→ EXERCISE MATERIALS
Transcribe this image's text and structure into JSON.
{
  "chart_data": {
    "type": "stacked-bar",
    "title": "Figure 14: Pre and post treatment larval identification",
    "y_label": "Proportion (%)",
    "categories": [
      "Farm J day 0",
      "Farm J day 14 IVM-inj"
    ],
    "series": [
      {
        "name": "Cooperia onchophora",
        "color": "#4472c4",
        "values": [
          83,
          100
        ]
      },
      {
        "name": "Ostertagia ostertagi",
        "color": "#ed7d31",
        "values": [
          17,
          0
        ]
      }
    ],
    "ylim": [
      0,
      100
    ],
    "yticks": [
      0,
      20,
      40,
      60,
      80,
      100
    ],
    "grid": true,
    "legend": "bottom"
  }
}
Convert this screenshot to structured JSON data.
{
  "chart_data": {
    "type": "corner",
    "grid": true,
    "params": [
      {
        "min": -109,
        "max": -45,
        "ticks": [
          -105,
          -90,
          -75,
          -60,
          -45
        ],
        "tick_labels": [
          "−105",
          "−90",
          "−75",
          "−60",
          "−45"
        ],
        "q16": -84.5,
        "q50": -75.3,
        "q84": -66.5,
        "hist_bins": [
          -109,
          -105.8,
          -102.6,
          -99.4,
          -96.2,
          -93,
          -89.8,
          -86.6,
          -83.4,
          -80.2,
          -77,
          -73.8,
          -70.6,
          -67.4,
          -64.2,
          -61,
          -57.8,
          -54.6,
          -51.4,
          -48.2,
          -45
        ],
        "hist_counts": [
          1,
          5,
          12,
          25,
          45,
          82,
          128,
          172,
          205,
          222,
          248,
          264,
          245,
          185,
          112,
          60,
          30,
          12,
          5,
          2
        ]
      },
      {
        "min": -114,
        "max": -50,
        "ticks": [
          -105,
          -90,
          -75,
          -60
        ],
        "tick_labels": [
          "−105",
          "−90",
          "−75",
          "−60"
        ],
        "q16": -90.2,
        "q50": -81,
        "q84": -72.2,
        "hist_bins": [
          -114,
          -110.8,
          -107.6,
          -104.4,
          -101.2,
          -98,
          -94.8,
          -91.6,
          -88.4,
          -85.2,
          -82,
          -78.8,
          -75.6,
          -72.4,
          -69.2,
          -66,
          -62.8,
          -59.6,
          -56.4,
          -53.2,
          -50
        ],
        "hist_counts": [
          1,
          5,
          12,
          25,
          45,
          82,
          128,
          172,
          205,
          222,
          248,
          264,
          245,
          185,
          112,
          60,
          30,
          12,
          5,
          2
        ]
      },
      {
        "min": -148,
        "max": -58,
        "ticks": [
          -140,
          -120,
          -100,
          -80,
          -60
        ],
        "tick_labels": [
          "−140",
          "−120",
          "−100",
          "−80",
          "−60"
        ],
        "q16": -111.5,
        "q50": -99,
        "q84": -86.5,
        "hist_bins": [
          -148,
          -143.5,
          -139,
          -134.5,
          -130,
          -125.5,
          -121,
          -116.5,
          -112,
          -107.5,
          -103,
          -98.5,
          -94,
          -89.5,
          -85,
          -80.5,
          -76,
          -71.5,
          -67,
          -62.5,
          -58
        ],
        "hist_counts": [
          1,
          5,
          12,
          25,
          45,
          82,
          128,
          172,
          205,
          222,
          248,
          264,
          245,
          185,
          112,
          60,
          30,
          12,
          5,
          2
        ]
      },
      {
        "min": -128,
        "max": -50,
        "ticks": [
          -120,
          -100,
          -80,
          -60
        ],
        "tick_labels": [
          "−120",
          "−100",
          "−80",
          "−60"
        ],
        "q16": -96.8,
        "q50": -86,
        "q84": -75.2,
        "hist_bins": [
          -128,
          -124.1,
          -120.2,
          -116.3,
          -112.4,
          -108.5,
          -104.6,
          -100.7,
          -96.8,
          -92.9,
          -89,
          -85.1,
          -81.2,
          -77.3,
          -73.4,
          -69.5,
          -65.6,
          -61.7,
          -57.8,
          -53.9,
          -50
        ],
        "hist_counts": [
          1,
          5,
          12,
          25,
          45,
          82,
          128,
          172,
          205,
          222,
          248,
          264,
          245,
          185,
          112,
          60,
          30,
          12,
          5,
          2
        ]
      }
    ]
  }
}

→ TO DO
Every line above should be written out again exactly as it stands.

→ SOLUTION
Transcribe this image's text and structure into JSON.
{
  "chart_data": {
    "type": "stacked-bar",
    "title": "Figure 14: Pre and post treatment larval identification",
    "y_label": "Proportion (%)",
    "categories": [
      "Farm J day 0",
      "Farm J day 14 IVM-inj"
    ],
    "series": [
      {
        "name": "Cooperia onchophora",
        "color": "#4472c4",
        "values": [
          83,
          100
        ]
      },
      {
        "name": "Ostertagia ostertagi",
        "color": "#ed7d31",
        "values": [
          17,
          0
        ]
      }
    ],
    "ylim": [
      0,
      100
    ],
    "yticks": [
      0,
      20,
      40,
      60,
      80,
      100
    ],
    "grid": true,
    "legend": "bottom"
  }
}
Convert this screenshot to structured JSON data.
{
  "chart_data": {
    "type": "corner",
    "grid": true,
    "params": [
      {
        "min": -109,
        "max": -45,
        "ticks": [
          -105,
          -90,
          -75,
          -60,
          -45
        ],
        "tick_labels": [
          "−105",
          "−90",
          "−75",
          "−60",
          "−45"
        ],
        "q16": -84.5,
        "q50": -75.3,
        "q84": -66.5,
        "hist_bins": [
          -109,
          -105.8,
          -102.6,
          -99.4,
          -96.2,
          -93,
          -89.8,
          -86.6,
          -83.4,
          -80.2,
          -77,
          -73.8,
          -70.6,
          -67.4,
          -64.2,
          -61,
          -57.8,
          -54.6,
          -51.4,
          -48.2,
          -45
        ],
        "hist_counts": [
          1,
          5,
          12,
          25,
          45,
          82,
          128,
          172,
          205,
          222,
          248,
          264,
          245,
          185,
          112,
          60,
          30,
          12,
          5,
          2
        ]
      },
      {
        "min": -114,
        "max": -50,
        "ticks": [
          -105,
          -90,
          -75,
          -60
        ],
        "tick_labels": [
          "−105",
          "−90",
          "−75",
          "−60"
        ],
        "q16": -90.2,
        "q50": -81,
        "q84": -72.2,
        "hist_bins": [
          -114,
          -110.8,
          -107.6,
          -104.4,
          -101.2,
          -98,
          -94.8,
          -91.6,
          -88.4,
          -85.2,
          -82,
          -78.8,
          -75.6,
          -72.4,
          -69.2,
          -66,
          -62.8,
          -59.6,
          -56.4,
          -53.2,
          -50
        ],
        "hist_counts": [
          1,
          5,
          12,
          25,
          45,
          82,
          128,
          172,
          205,
          222,
          248,
          264,
          245,
          185,
          112,
          60,
          30,
          12,
          5,
          2
        ]
      },
      {
        "min": -148,
        "max": -58,
        "ticks": [
          -140,
          -120,
          -100,
          -80,
          -60
        ],
        "tick_labels": [
          "−140",
          "−120",
          "−100",
          "−80",
          "−60"
        ],
        "q16": -111.5,
        "q50": -99,
        "q84": -86.5,
        "hist_bins": [
          -148,
          -143.5,
          -139,
          -134.5,
          -130,
          -125.5,
          -121,
          -116.5,
          -112,
          -107.5,
          -103,
          -98.5,
          -94,
          -89.5,
          -85,
          -80.5,
          -76,
          -71.5,
          -67,
          -62.5,
          -58
        ],
        "hist_counts": [
          1,
          5,
          12,
          25,
          45,
          82,
          128,
          172,
          205,
          222,
          248,
          264,
          245,
          185,
          112,
          60,
          30,
          12,
          5,
          2
        ]
      },
      {
        "min": -128,
        "max": -50,
        "ticks": [
          -120,
          -100,
          -80,
          -60
        ],
        "tick_labels": [
          "−120",
          "−100",
          "−80",
          "−60"
        ],
        "q16": -96.8,
        "q50": -86,
        "q84": -75.2,
        "hist_bins": [
          -128,
          -124.1,
          -120.2,
          -116.3,
          -112.4,
          -108.5,
          -104.6,
          -100.7,
          -96.8,
          -92.9,
          -89,
          -85.1,
          -81.2,
          -77.3,
          -73.4,
          -69.5,
          -65.6,
          -61.7,
          -57.8,
          -53.9,
          -50
        ],
        "hist_counts": [
          1,
          5,
          12,
          25,
          45,
          82,
          128,
          172,
          205,
          222,
          248,
          264,
          245,
          185,
          112,
          60,
          30,
          12,
          5,
          2
        ]
      }
    ]
  }
}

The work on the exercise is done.